→ EXERCISE:
Determine how many lines contain the string "name". Reply with that figure and nothing else.
==== DATA FOR THIS TASK
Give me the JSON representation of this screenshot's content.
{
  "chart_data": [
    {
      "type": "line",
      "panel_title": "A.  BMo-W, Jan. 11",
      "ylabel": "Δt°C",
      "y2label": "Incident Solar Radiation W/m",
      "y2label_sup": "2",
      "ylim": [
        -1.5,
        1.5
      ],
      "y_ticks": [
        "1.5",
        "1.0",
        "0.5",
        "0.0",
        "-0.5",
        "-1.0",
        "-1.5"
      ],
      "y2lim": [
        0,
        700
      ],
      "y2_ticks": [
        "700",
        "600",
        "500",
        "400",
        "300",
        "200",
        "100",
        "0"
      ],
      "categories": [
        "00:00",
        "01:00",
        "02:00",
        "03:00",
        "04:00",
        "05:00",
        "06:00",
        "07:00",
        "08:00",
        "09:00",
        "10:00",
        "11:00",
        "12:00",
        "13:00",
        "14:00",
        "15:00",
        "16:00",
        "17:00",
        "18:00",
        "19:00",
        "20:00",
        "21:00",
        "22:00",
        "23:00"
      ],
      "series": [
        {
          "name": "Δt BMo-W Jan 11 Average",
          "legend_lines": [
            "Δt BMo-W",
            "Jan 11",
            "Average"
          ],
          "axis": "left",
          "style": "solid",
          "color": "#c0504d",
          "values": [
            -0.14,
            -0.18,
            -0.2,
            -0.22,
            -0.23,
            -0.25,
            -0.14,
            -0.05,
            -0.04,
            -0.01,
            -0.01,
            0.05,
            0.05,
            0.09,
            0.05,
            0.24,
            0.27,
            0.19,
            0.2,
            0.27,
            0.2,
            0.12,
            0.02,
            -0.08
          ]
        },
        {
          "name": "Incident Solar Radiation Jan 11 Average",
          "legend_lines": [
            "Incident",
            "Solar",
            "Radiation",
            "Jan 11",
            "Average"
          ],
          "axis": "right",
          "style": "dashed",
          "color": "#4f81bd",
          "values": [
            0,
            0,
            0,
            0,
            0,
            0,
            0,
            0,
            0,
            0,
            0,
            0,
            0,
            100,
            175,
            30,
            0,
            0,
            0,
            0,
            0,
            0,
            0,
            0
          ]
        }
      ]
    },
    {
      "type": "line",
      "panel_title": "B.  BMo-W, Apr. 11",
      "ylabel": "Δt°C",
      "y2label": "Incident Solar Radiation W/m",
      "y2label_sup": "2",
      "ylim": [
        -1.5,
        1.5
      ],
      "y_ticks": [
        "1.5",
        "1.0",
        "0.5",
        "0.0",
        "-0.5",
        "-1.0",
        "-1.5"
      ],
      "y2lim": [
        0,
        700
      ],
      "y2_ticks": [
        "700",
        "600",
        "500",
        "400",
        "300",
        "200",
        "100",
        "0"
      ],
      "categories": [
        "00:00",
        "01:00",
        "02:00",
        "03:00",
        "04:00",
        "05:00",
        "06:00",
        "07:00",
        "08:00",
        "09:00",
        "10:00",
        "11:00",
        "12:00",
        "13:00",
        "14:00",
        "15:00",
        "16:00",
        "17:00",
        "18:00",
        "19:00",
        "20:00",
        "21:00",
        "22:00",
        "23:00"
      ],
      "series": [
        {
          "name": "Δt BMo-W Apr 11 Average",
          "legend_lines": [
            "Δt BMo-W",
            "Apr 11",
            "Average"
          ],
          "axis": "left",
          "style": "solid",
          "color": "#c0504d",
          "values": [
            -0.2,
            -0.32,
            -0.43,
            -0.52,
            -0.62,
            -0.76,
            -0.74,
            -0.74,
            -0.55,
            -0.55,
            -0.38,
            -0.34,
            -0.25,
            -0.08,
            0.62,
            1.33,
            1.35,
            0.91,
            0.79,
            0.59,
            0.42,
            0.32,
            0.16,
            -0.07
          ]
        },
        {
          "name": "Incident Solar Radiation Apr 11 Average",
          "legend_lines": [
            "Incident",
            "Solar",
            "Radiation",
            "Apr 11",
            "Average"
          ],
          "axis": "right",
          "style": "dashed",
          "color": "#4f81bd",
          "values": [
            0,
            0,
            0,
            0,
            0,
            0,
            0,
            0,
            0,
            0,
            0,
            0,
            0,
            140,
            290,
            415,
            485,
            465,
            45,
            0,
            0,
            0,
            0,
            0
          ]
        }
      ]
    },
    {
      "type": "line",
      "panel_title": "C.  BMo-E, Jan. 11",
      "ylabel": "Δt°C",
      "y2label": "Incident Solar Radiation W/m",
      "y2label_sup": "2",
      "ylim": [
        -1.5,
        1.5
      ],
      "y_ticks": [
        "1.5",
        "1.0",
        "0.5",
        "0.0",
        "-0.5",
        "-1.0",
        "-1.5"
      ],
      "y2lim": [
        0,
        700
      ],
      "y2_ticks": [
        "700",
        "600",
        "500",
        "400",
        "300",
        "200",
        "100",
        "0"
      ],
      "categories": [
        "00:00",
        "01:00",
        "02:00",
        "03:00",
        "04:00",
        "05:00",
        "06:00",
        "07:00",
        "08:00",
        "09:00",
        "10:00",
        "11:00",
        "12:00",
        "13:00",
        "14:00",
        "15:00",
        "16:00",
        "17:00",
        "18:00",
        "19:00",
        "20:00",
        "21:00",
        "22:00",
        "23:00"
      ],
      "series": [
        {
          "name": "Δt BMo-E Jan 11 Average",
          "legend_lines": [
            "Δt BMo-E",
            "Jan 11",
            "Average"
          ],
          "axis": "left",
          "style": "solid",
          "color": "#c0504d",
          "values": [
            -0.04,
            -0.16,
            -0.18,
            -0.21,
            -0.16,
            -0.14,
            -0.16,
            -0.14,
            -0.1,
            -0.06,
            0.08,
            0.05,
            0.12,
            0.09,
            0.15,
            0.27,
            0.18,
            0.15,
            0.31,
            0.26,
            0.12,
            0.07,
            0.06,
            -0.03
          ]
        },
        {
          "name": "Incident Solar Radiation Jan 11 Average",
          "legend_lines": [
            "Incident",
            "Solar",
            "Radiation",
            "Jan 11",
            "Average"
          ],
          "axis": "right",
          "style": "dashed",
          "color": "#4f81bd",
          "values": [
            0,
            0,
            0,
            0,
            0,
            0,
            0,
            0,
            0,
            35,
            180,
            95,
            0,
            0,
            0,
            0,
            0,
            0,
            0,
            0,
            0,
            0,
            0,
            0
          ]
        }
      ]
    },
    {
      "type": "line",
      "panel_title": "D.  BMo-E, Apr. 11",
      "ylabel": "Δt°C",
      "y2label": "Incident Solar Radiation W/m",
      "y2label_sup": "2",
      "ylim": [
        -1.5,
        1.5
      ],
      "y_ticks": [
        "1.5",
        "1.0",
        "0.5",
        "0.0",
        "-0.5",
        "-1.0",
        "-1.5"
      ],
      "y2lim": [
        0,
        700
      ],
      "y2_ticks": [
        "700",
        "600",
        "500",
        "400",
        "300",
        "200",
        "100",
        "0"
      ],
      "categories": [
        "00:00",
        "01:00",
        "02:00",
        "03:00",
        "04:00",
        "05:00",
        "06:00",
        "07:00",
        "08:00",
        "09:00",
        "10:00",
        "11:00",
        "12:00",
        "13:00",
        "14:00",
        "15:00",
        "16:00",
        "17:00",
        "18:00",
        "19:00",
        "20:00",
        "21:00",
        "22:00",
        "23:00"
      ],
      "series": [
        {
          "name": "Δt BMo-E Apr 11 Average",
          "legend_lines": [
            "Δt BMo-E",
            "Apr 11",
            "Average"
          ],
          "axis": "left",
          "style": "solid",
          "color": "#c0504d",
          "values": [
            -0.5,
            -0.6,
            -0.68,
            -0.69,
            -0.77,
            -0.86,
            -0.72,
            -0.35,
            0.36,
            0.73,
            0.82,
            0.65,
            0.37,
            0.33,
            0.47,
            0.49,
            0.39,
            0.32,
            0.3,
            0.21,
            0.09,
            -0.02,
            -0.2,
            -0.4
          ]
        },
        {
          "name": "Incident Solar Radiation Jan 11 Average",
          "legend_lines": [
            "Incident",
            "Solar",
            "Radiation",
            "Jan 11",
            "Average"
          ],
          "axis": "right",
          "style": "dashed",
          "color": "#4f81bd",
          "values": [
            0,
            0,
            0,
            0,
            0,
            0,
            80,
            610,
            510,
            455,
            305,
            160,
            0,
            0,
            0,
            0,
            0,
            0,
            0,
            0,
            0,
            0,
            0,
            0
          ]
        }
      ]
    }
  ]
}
========
→ WORKED ANSWER:
8